Part of a data file:
====

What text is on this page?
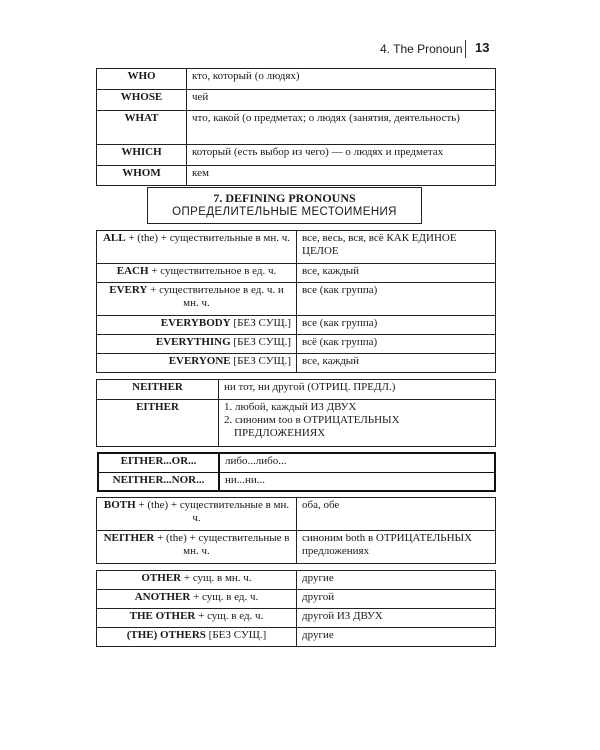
4. The Pronoun 13
WHO	кто, который (о людях)
WHOSE	чей
WHAT	что, какой (о предметах; о людях (занятия, деятельность)
WHICH	который (есть выбор из чего) — о людях и предметах
WHOM	кем
7. DEFINING PRONOUNS
ОПРЕДЕЛИТЕЛЬНЫЕ МЕСТОИМЕНИЯ
ALL + (the) + существительные в мн. ч.	все, весь, вся, всё КАК ЕДИНОЕ ЦЕЛОЕ
EACH + существительное в ед. ч.	все, каждый
EVERY + существительное в ед. ч. и мн. ч.	все (как группа)
EVERYBODY [БЕЗ СУЩ.]	все (как группа)
EVERYTHING [БЕЗ СУЩ.]	всё (как группа)
EVERYONE [БЕЗ СУЩ.]	все, каждый
NEITHER	ни тот, ни другой (ОТРИЦ. ПРЕДЛ.)
EITHER	1. любой, каждый ИЗ ДВУХ
2. синоним too в ОТРИЦАТЕЛЬНЫХ ПРЕДЛОЖЕНИЯХ
EITHER...OR...	либо...либо...
NEITHER...NOR...	ни...ни...
BOTH + (the) + существительные в мн. ч.	оба, обе
NEITHER + (the) + существительные в мн. ч.	синоним both в ОТРИЦАТЕЛЬНЫХ предложениях
OTHER + сущ. в мн. ч.	другие
ANOTHER + сущ. в ед. ч.	другой
THE OTHER + сущ. в ед. ч.	другой ИЗ ДВУХ
(THE) OTHERS [БЕЗ СУЩ.]	другие
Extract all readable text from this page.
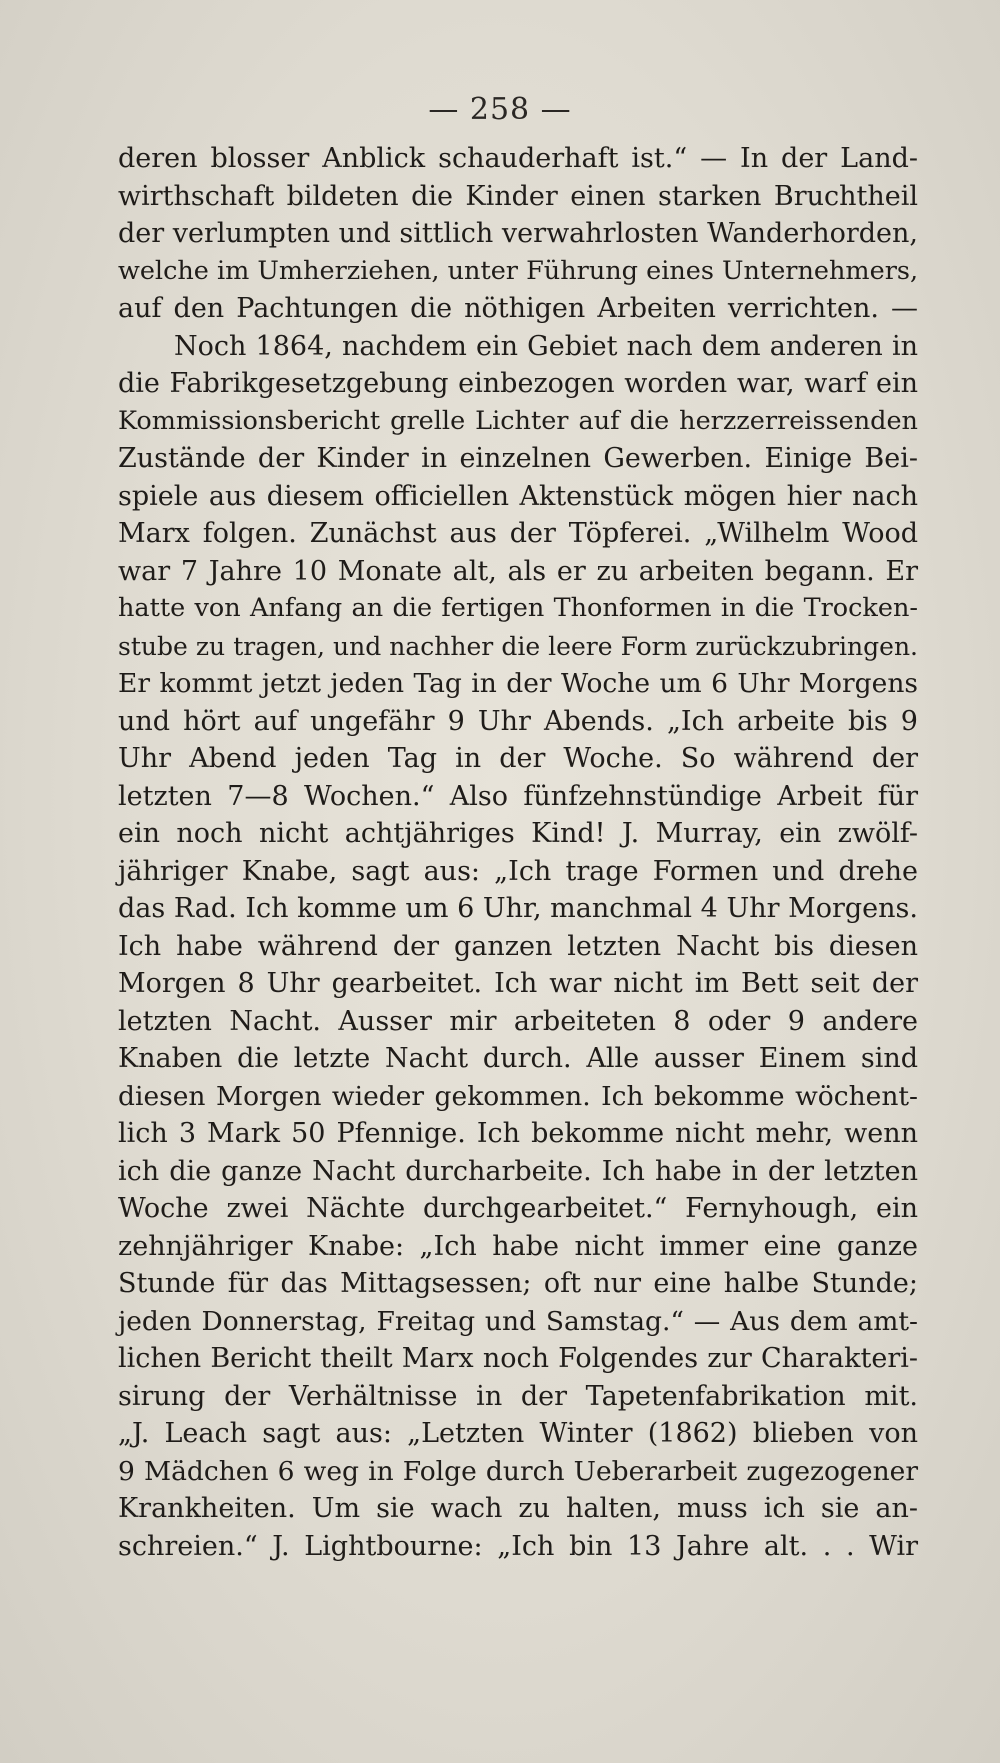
— 258 —
deren blosser Anblick schauderhaft ist.“ — In der Land-
wirthschaft bildeten die Kinder einen starken Bruchtheil
der verlumpten und sittlich verwahrlosten Wanderhorden,
welche im Umherziehen, unter Führung eines Unternehmers,
auf den Pachtungen die nöthigen Arbeiten verrichten. —
Noch 1864, nachdem ein Gebiet nach dem anderen in
die Fabrikgesetzgebung einbezogen worden war, warf ein
Kommissionsbericht grelle Lichter auf die herzzerreissenden
Zustände der Kinder in einzelnen Gewerben. Einige Bei-
spiele aus diesem officiellen Aktenstück mögen hier nach
Marx folgen. Zunächst aus der Töpferei. „Wilhelm Wood
war 7 Jahre 10 Monate alt, als er zu arbeiten begann. Er
hatte von Anfang an die fertigen Thonformen in die Trocken-
stube zu tragen, und nachher die leere Form zurückzubringen.
Er kommt jetzt jeden Tag in der Woche um 6 Uhr Morgens
und hört auf ungefähr 9 Uhr Abends. „Ich arbeite bis 9
Uhr Abend jeden Tag in der Woche. So während der
letzten 7—8 Wochen.“ Also fünfzehnstündige Arbeit für
ein noch nicht achtjähriges Kind! J. Murray, ein zwölf-
jähriger Knabe, sagt aus: „Ich trage Formen und drehe
das Rad. Ich komme um 6 Uhr, manchmal 4 Uhr Morgens.
Ich habe während der ganzen letzten Nacht bis diesen
Morgen 8 Uhr gearbeitet. Ich war nicht im Bett seit der
letzten Nacht. Ausser mir arbeiteten 8 oder 9 andere
Knaben die letzte Nacht durch. Alle ausser Einem sind
diesen Morgen wieder gekommen. Ich bekomme wöchent-
lich 3 Mark 50 Pfennige. Ich bekomme nicht mehr, wenn
ich die ganze Nacht durcharbeite. Ich habe in der letzten
Woche zwei Nächte durchgearbeitet.“ Fernyhough, ein
zehnjähriger Knabe: „Ich habe nicht immer eine ganze
Stunde für das Mittagsessen; oft nur eine halbe Stunde;
jeden Donnerstag, Freitag und Samstag.“ — Aus dem amt-
lichen Bericht theilt Marx noch Folgendes zur Charakteri-
sirung der Verhältnisse in der Tapetenfabrikation mit.
„J. Leach sagt aus: „Letzten Winter (1862) blieben von
9 Mädchen 6 weg in Folge durch Ueberarbeit zugezogener
Krankheiten. Um sie wach zu halten, muss ich sie an-
schreien.“ J. Lightbourne: „Ich bin 13 Jahre alt. . . Wir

====

**What is being asked:**
Return each line of the data, keeping its wording exact and omitting pictures.

**Solution for this problem:**
What text is on this page?
4. The Pronoun 13
WHO	кто, который (о людях)
WHOSE	чей
WHAT	что, какой (о предметах; о людях (занятия, деятельность)
WHICH	который (есть выбор из чего) — о людях и предметах
WHOM	кем
7. DEFINING PRONOUNS
ОПРЕДЕЛИТЕЛЬНЫЕ МЕСТОИМЕНИЯ
ALL + (the) + существительные в мн. ч.	все, весь, вся, всё КАК ЕДИНОЕ ЦЕЛОЕ
EACH + существительное в ед. ч.	все, каждый
EVERY + существительное в ед. ч. и мн. ч.	все (как группа)
EVERYBODY [БЕЗ СУЩ.]	все (как группа)
EVERYTHING [БЕЗ СУЩ.]	всё (как группа)
EVERYONE [БЕЗ СУЩ.]	все, каждый
NEITHER	ни тот, ни другой (ОТРИЦ. ПРЕДЛ.)
EITHER	1. любой, каждый ИЗ ДВУХ
2. синоним too в ОТРИЦАТЕЛЬНЫХ ПРЕДЛОЖЕНИЯХ
EITHER...OR...	либо...либо...
NEITHER...NOR...	ни...ни...
BOTH + (the) + существительные в мн. ч.	оба, обе
NEITHER + (the) + существительные в мн. ч.	синоним both в ОТРИЦАТЕЛЬНЫХ предложениях
OTHER + сущ. в мн. ч.	другие
ANOTHER + сущ. в ед. ч.	другой
THE OTHER + сущ. в ед. ч.	другой ИЗ ДВУХ
(THE) OTHERS [БЕЗ СУЩ.]	другие
Extract all readable text from this page.
— 258 —
deren blosser Anblick schauderhaft ist.“ — In der Land-
wirthschaft bildeten die Kinder einen starken Bruchtheil
der verlumpten und sittlich verwahrlosten Wanderhorden,
welche im Umherziehen, unter Führung eines Unternehmers,
auf den Pachtungen die nöthigen Arbeiten verrichten. —
Noch 1864, nachdem ein Gebiet nach dem anderen in
die Fabrikgesetzgebung einbezogen worden war, warf ein
Kommissionsbericht grelle Lichter auf die herzzerreissenden
Zustände der Kinder in einzelnen Gewerben. Einige Bei-
spiele aus diesem officiellen Aktenstück mögen hier nach
Marx folgen. Zunächst aus der Töpferei. „Wilhelm Wood
war 7 Jahre 10 Monate alt, als er zu arbeiten begann. Er
hatte von Anfang an die fertigen Thonformen in die Trocken-
stube zu tragen, und nachher die leere Form zurückzubringen.
Er kommt jetzt jeden Tag in der Woche um 6 Uhr Morgens
und hört auf ungefähr 9 Uhr Abends. „Ich arbeite bis 9
Uhr Abend jeden Tag in der Woche. So während der
letzten 7—8 Wochen.“ Also fünfzehnstündige Arbeit für
ein noch nicht achtjähriges Kind! J. Murray, ein zwölf-
jähriger Knabe, sagt aus: „Ich trage Formen und drehe
das Rad. Ich komme um 6 Uhr, manchmal 4 Uhr Morgens.
Ich habe während der ganzen letzten Nacht bis diesen
Morgen 8 Uhr gearbeitet. Ich war nicht im Bett seit der
letzten Nacht. Ausser mir arbeiteten 8 oder 9 andere
Knaben die letzte Nacht durch. Alle ausser Einem sind
diesen Morgen wieder gekommen. Ich bekomme wöchent-
lich 3 Mark 50 Pfennige. Ich bekomme nicht mehr, wenn
ich die ganze Nacht durcharbeite. Ich habe in der letzten
Woche zwei Nächte durchgearbeitet.“ Fernyhough, ein
zehnjähriger Knabe: „Ich habe nicht immer eine ganze
Stunde für das Mittagsessen; oft nur eine halbe Stunde;
jeden Donnerstag, Freitag und Samstag.“ — Aus dem amt-
lichen Bericht theilt Marx noch Folgendes zur Charakteri-
sirung der Verhältnisse in der Tapetenfabrikation mit.
„J. Leach sagt aus: „Letzten Winter (1862) blieben von
9 Mädchen 6 weg in Folge durch Ueberarbeit zugezogener
Krankheiten. Um sie wach zu halten, muss ich sie an-
schreien.“ J. Lightbourne: „Ich bin 13 Jahre alt. . . Wir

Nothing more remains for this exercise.